Locate each line of the material that contains "Conference", then return it.

*RECORDED INFORMATION*
start

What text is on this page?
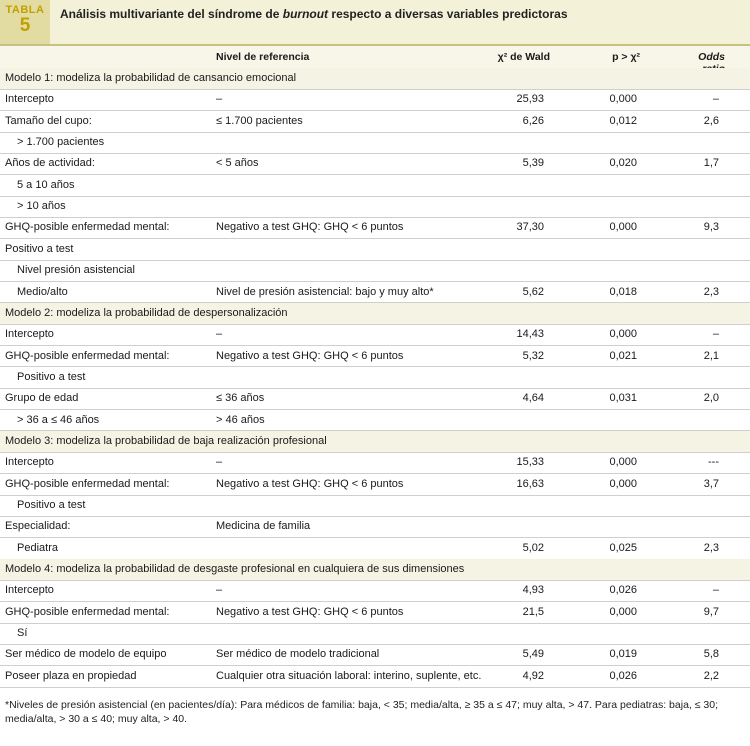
TABLA
5
Análisis multivariante del síndrome de burnout respecto a diversas variables predictoras
Nivel de referencia	χ² de Wald	p > χ²	Odds
Modelo 1: modeliza la probabilidad de cansancio emocional
Intercepto	–	25,93	0,000	–
Tamaño del cupo:	≤ 1.700 pacientes	6,26	0,012	2,6
> 1.700 pacientes
Años de actividad:	< 5 años	5,39	0,020	1,7
5 a 10 años
> 10 años
GHQ-posible enfermedad mental:	Negativo a test GHQ: GHQ < 6 puntos	37,30	0,000	9,3
Positivo a test
Nivel presión asistencial
Medio/alto	Nivel de presión asistencial: bajo y muy alto*	5,62	0,018	2,3
Modelo 2: modeliza la probabilidad de despersonalización
Intercepto	–	14,43	0,000	–
GHQ-posible enfermedad mental:	Negativo a test GHQ: GHQ < 6 puntos	5,32	0,021	2,1
Positivo a test
Grupo de edad	≤ 36 años	4,64	0,031	2,0
> 36 a ≤ 46 años	> 46 años
Modelo 3: modeliza la probabilidad de baja realización profesional
Intercepto	–	15,33	0,000	---
GHQ-posible enfermedad mental:	Negativo a test GHQ: GHQ < 6 puntos	16,63	0,000	3,7
Positivo a test
Especialidad:	Medicina de familia
Pediatra	5,02	0,025	2,3
Modelo 4: modeliza la probabilidad de desgaste profesional en cualquiera de sus dimensiones
Intercepto	–	4,93	0,026	–
GHQ-posible enfermedad mental:	Negativo a test GHQ: GHQ < 6 puntos	21,5	0,000	9,7
Sí
Ser médico de modelo de equipo	Ser médico de modelo tradicional	5,49	0,019	5,8
Poseer plaza en propiedad	Cualquier otra situación laboral: interino, suplente, etc.	4,92	0,026	2,2
*Niveles de presión asistencial (en pacientes/día): Para médicos de familia: baja, < 35; media/alta, ≥ 35 a ≤ 47; muy alta, > 47. Para pediatras: baja, ≤ 30; media/alta, > 30 a ≤ 40; muy alta, > 40.
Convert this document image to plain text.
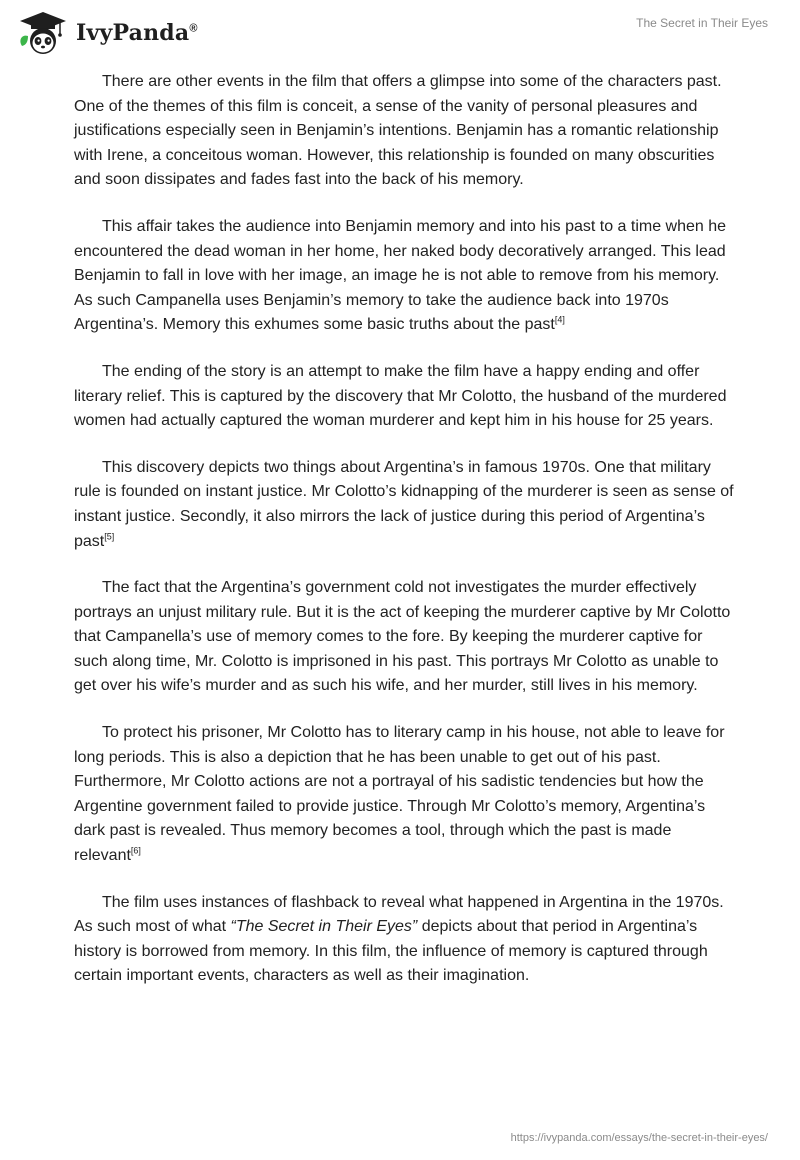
IvyPanda®	The Secret in Their Eyes

There are other events in the film that offers a glimpse into some of the characters past. One of the themes of this film is conceit, a sense of the vanity of personal pleasures and justifications especially seen in Benjamin’s intentions. Benjamin has a romantic relationship with Irene, a conceitous woman. However, this relationship is founded on many obscurities and soon dissipates and fades fast into the back of his memory.

This affair takes the audience into Benjamin memory and into his past to a time when he encountered the dead woman in her home, her naked body decoratively arranged. This lead Benjamin to fall in love with her image, an image he is not able to remove from his memory. As such Campanella uses Benjamin’s memory to take the audience back into 1970s Argentina’s. Memory this exhumes some basic truths about the past[4]

The ending of the story is an attempt to make the film have a happy ending and offer literary relief. This is captured by the discovery that Mr Colotto, the husband of the murdered women had actually captured the woman murderer and kept him in his house for 25 years.

This discovery depicts two things about Argentina’s in famous 1970s. One that military rule is founded on instant justice. Mr Colotto’s kidnapping of the murderer is seen as sense of instant justice. Secondly, it also mirrors the lack of justice during this period of Argentina’s past[5]

The fact that the Argentina’s government cold not investigates the murder effectively portrays an unjust military rule. But it is the act of keeping the murderer captive by Mr Colotto that Campanella’s use of memory comes to the fore. By keeping the murderer captive for such along time, Mr. Colotto is imprisoned in his past. This portrays Mr Colotto as unable to get over his wife’s murder and as such his wife, and her murder, still lives in his memory.

To protect his prisoner, Mr Colotto has to literary camp in his house, not able to leave for long periods. This is also a depiction that he has been unable to get out of his past. Furthermore, Mr Colotto actions are not a portrayal of his sadistic tendencies but how the Argentine government failed to provide justice. Through Mr Colotto’s memory, Argentina’s dark past is revealed. Thus memory becomes a tool, through which the past is made relevant[6]

The film uses instances of flashback to reveal what happened in Argentina in the 1970s. As such most of what “The Secret in Their Eyes” depicts about that period in Argentina’s history is borrowed from memory. In this film, the influence of memory is captured through certain important events, characters as well as their imagination.

https://ivypanda.com/essays/the-secret-in-their-eyes/
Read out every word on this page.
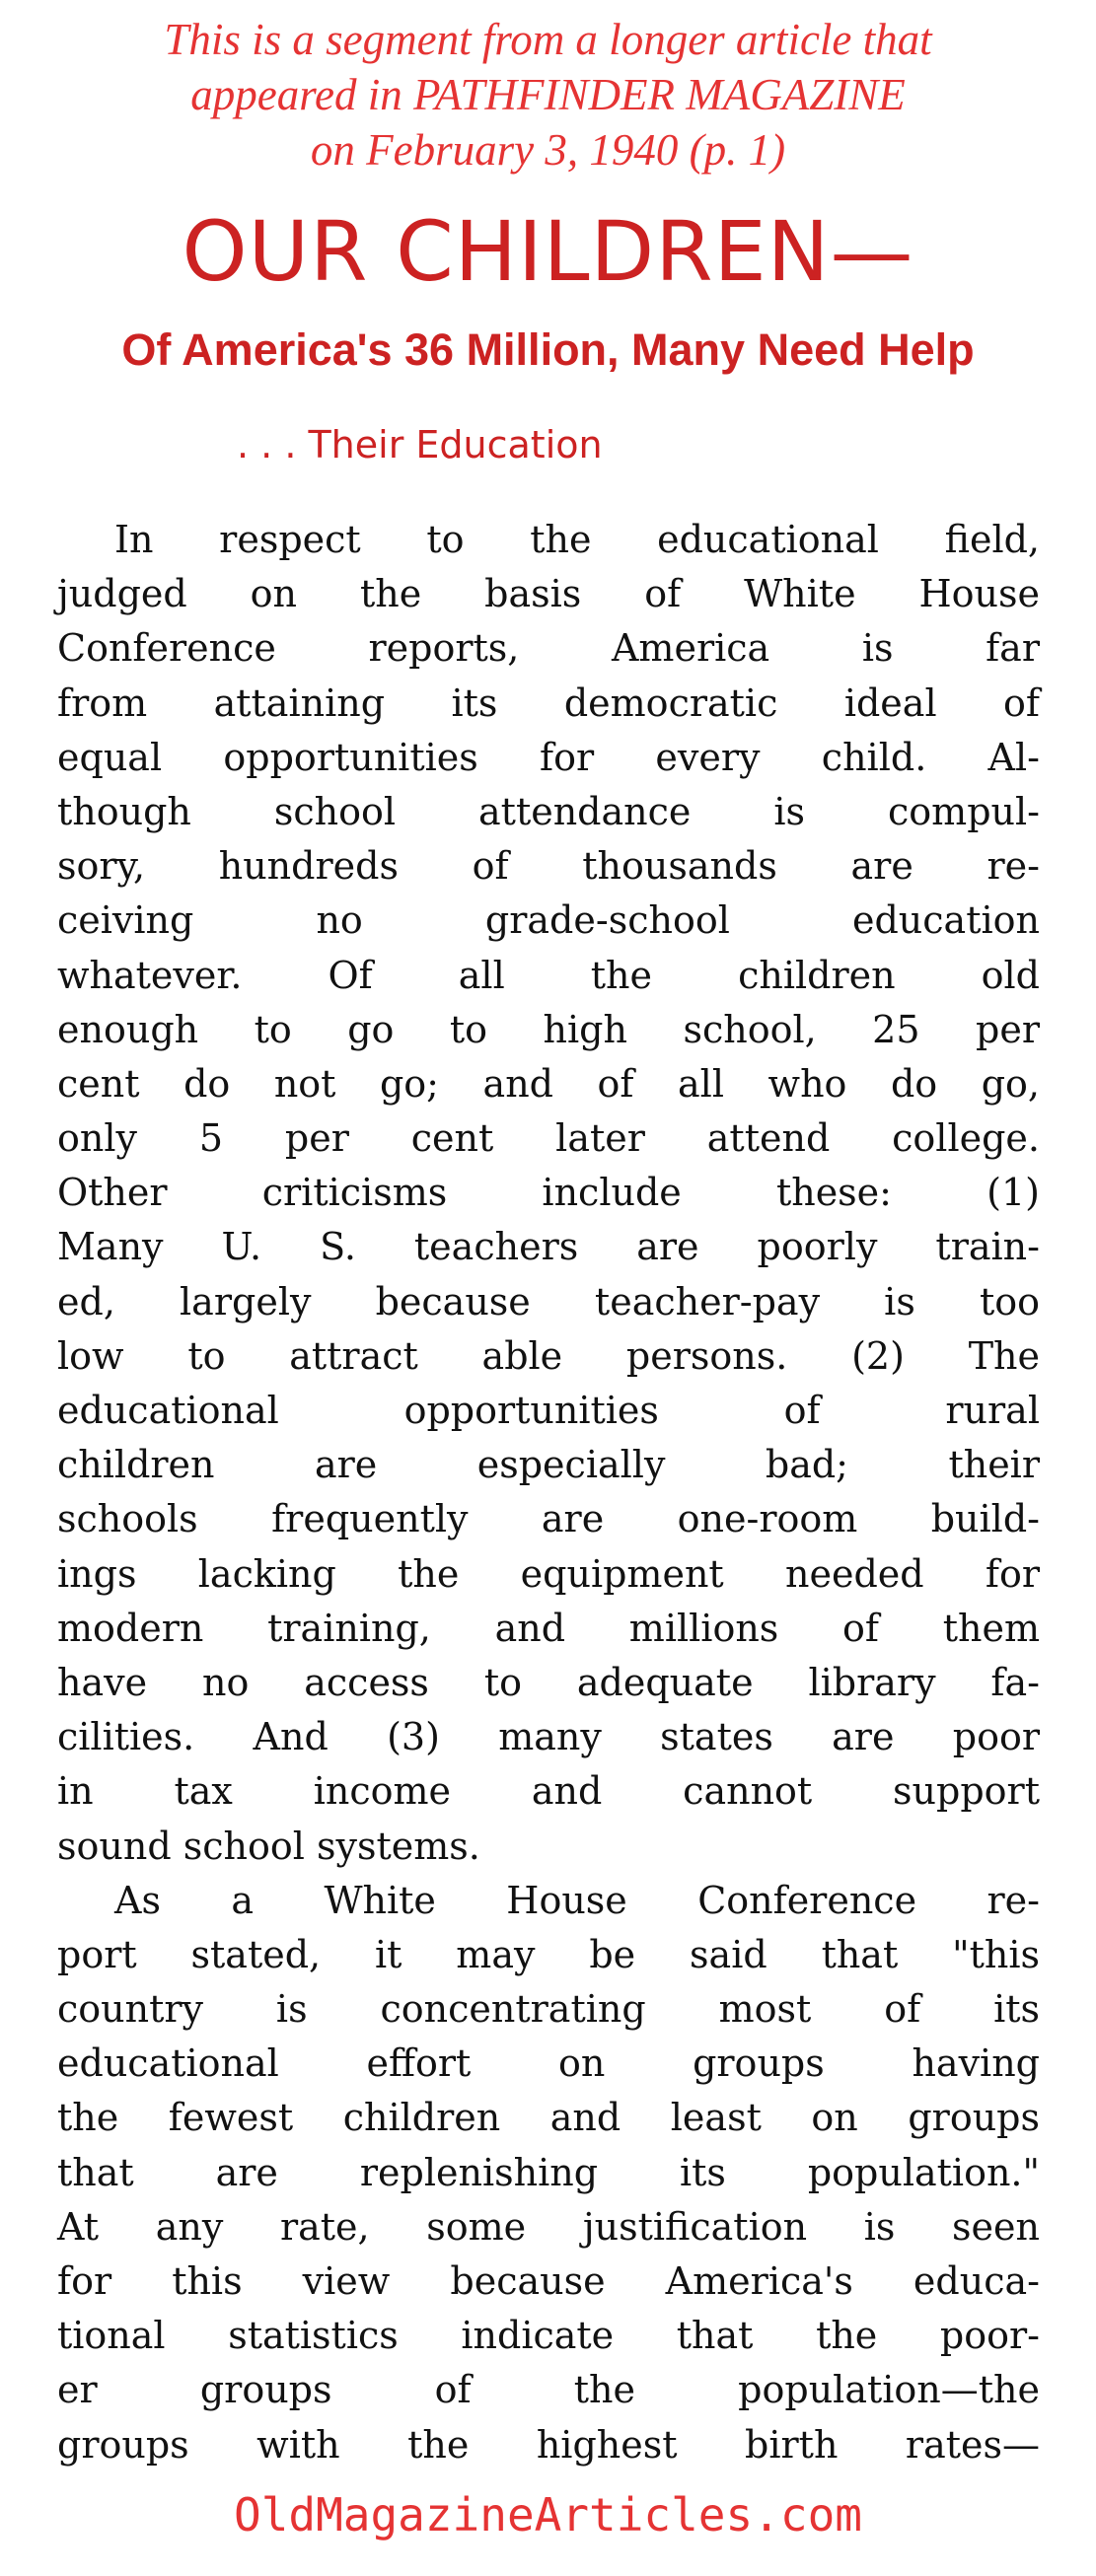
This is a segment from a longer article that
appeared in PATHFINDER MAGAZINE
on February 3, 1940 (p. 1)
OUR CHILDREN—
Of America's 36 Million, Many Need Help
. . . Their Education
In respect to the educational field,
judged on the basis of White House
Conference reports, America is far
from attaining its democratic ideal of
equal opportunities for every child. Al-
though school attendance is compul-
sory, hundreds of thousands are re-
ceiving no grade-school education
whatever. Of all the children old
enough to go to high school, 25 per
cent do not go; and of all who do go,
only 5 per cent later attend college.
Other criticisms include these: (1)
Many U. S. teachers are poorly train-
ed, largely because teacher-pay is too
low to attract able persons. (2) The
educational opportunities of rural
children are especially bad; their
schools frequently are one-room build-
ings lacking the equipment needed for
modern training, and millions of them
have no access to adequate library fa-
cilities. And (3) many states are poor
in tax income and cannot support
sound school systems.
As a White House Conference re-
port stated, it may be said that "this
country is concentrating most of its
educational effort on groups having
the fewest children and least on groups
that are replenishing its population."
At any rate, some justification is seen
for this view because America's educa-
tional statistics indicate that the poor-
er groups of the population—the
groups with the highest birth rates—
OldMagazineArticles.com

end

*TASK RESULT*
Conference reports, America is far
As a White House Conference re-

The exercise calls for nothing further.